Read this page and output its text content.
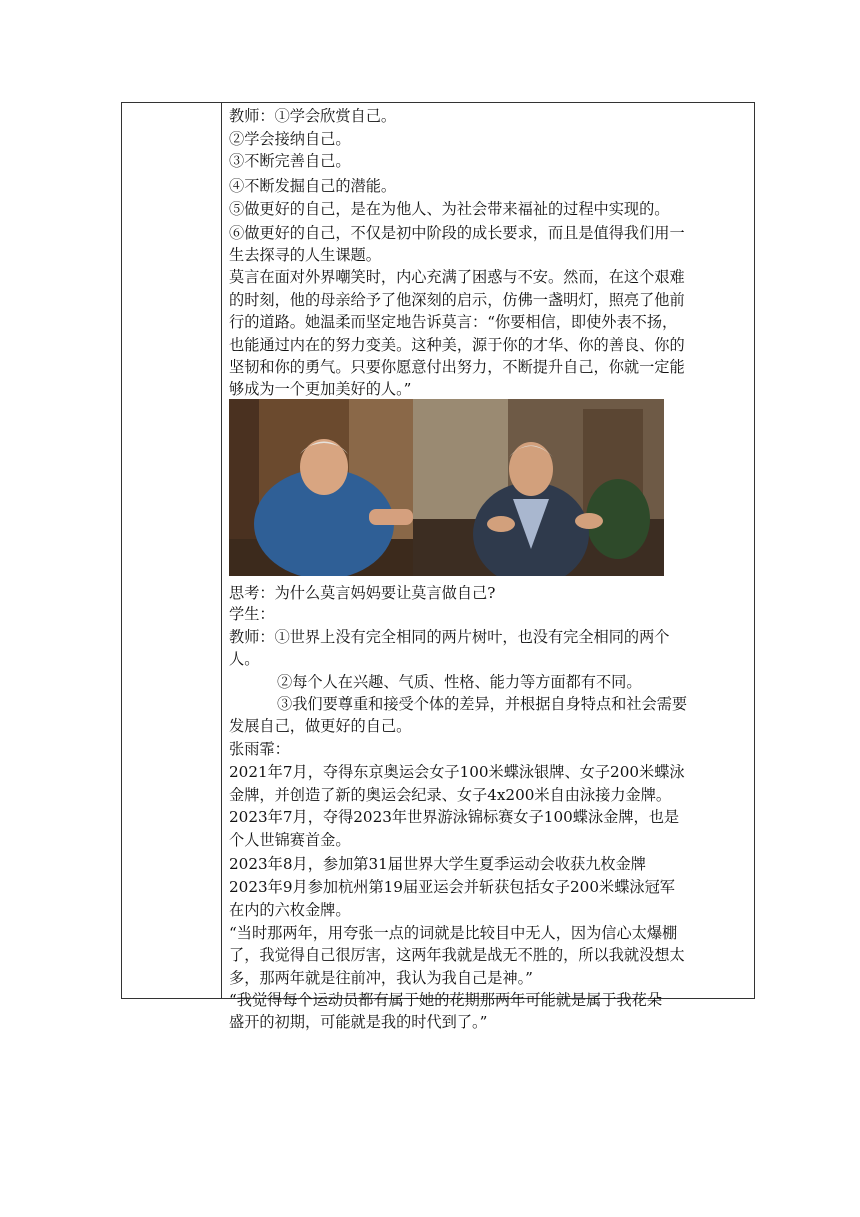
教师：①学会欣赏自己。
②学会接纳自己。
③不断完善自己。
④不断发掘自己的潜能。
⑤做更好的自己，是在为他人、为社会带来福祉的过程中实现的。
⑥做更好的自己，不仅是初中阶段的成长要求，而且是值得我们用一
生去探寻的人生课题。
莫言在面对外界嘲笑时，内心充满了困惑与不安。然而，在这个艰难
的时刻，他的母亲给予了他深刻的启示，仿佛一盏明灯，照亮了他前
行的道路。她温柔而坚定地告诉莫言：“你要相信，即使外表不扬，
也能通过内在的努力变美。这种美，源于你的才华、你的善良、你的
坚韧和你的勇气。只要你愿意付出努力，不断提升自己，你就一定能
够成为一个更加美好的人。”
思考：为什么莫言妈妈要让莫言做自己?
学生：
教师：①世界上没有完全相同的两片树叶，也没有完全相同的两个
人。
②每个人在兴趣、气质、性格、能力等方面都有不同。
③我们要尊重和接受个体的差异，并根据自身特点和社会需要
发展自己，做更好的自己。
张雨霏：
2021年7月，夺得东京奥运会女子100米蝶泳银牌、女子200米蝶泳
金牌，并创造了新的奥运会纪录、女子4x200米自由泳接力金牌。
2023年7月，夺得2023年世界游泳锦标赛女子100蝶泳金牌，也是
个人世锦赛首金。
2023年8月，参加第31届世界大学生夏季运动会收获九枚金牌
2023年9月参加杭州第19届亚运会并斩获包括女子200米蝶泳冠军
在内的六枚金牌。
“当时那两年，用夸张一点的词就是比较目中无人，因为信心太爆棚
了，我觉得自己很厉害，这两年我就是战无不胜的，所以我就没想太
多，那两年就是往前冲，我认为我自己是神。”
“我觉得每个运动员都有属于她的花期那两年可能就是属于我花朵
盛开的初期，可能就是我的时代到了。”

# # #

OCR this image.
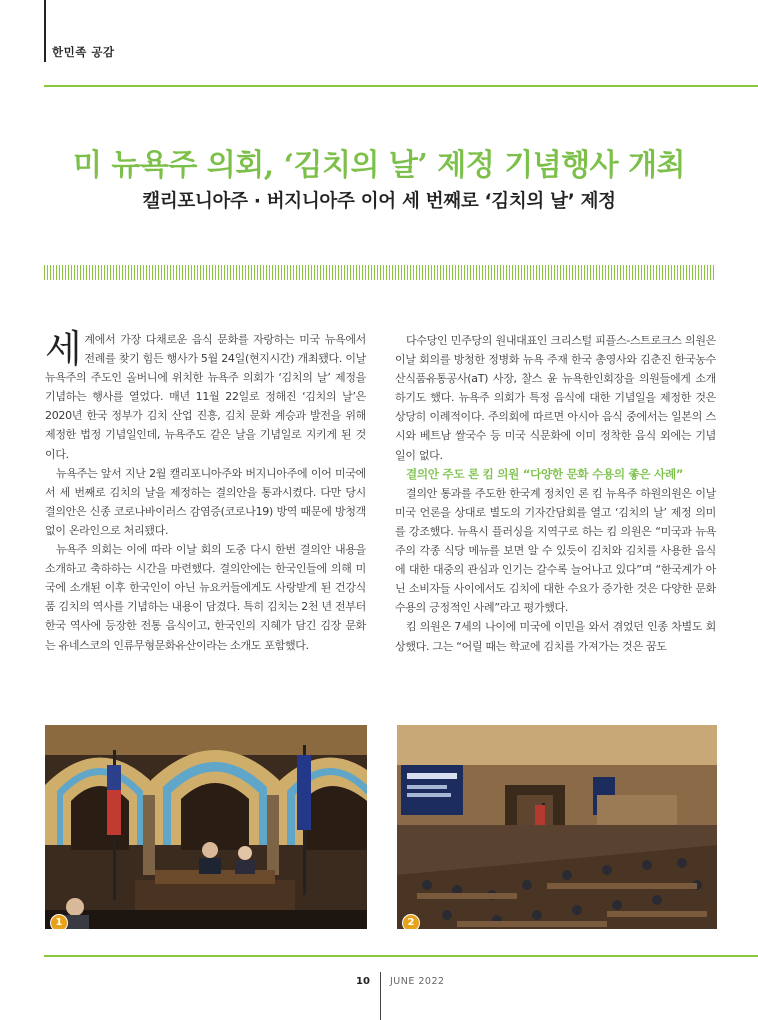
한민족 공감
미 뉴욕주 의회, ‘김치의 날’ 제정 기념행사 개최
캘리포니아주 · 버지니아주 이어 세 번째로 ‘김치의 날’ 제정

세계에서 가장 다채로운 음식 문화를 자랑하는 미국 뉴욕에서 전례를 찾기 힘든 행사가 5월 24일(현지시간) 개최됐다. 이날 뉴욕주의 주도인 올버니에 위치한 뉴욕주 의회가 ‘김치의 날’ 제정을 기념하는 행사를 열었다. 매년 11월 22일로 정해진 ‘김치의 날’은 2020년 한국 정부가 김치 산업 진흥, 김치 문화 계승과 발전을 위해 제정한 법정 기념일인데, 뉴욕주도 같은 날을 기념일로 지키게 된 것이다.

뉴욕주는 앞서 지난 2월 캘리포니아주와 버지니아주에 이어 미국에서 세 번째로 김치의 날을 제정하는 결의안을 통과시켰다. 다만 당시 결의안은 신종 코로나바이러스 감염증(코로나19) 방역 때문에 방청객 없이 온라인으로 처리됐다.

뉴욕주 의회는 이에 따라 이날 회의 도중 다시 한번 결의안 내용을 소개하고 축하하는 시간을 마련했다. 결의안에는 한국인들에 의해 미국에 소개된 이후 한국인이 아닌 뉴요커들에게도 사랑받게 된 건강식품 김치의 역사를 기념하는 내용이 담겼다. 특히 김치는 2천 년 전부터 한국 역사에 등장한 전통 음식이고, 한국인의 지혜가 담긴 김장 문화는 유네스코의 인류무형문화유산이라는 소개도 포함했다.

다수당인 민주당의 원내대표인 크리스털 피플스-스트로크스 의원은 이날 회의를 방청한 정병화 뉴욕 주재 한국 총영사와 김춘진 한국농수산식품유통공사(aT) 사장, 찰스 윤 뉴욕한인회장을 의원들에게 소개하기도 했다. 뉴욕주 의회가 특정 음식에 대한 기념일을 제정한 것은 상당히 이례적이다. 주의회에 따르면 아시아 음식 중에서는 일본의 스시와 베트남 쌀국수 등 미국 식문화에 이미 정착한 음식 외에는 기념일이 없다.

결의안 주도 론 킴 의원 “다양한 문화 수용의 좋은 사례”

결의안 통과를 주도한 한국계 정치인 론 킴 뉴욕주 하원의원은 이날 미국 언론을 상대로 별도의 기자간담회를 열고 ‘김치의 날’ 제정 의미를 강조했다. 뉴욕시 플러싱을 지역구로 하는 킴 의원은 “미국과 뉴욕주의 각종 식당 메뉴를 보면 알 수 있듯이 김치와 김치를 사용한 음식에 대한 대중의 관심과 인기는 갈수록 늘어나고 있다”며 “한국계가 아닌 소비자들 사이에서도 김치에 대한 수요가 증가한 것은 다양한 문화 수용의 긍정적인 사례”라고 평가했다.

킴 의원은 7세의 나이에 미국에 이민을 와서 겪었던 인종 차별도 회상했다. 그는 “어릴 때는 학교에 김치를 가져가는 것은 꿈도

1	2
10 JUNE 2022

# # #

(WRITTEN INSTRUCTION)
Every line of the records that includes the word "뉴욕주의" should be gathered.

(TASK RESPONSE)
세계에서 가장 다채로운 음식 문화를 자랑하는 미국 뉴욕에서 전례를 찾기 힘든 행사가 5월 24일(현지시간) 개최됐다. 이날 뉴욕주의 주도인 올버니에 위치한 뉴욕주 의회가 ‘김치의 날’ 제정을 기념하는 행사를 열었다. 매년 11월 22일로 정해진 ‘김치의 날’은 2020년 한국 정부가 김치 산업 진흥, 김치 문화 계승과 발전을 위해 제정한 법정 기념일인데, 뉴욕주도 같은 날을 기념일로 지키게 된 것이다.
결의안 통과를 주도한 한국계 정치인 론 킴 뉴욕주 하원의원은 이날 미국 언론을 상대로 별도의 기자간담회를 열고 ‘김치의 날’ 제정 의미를 강조했다. 뉴욕시 플러싱을 지역구로 하는 킴 의원은 “미국과 뉴욕주의 각종 식당 메뉴를 보면 알 수 있듯이 김치와 김치를 사용한 음식에 대한 대중의 관심과 인기는 갈수록 늘어나고 있다”며 “한국계가 아닌 소비자들 사이에서도 김치에 대한 수요가 증가한 것은 다양한 문화 수용의 긍정적인 사례”라고 평가했다.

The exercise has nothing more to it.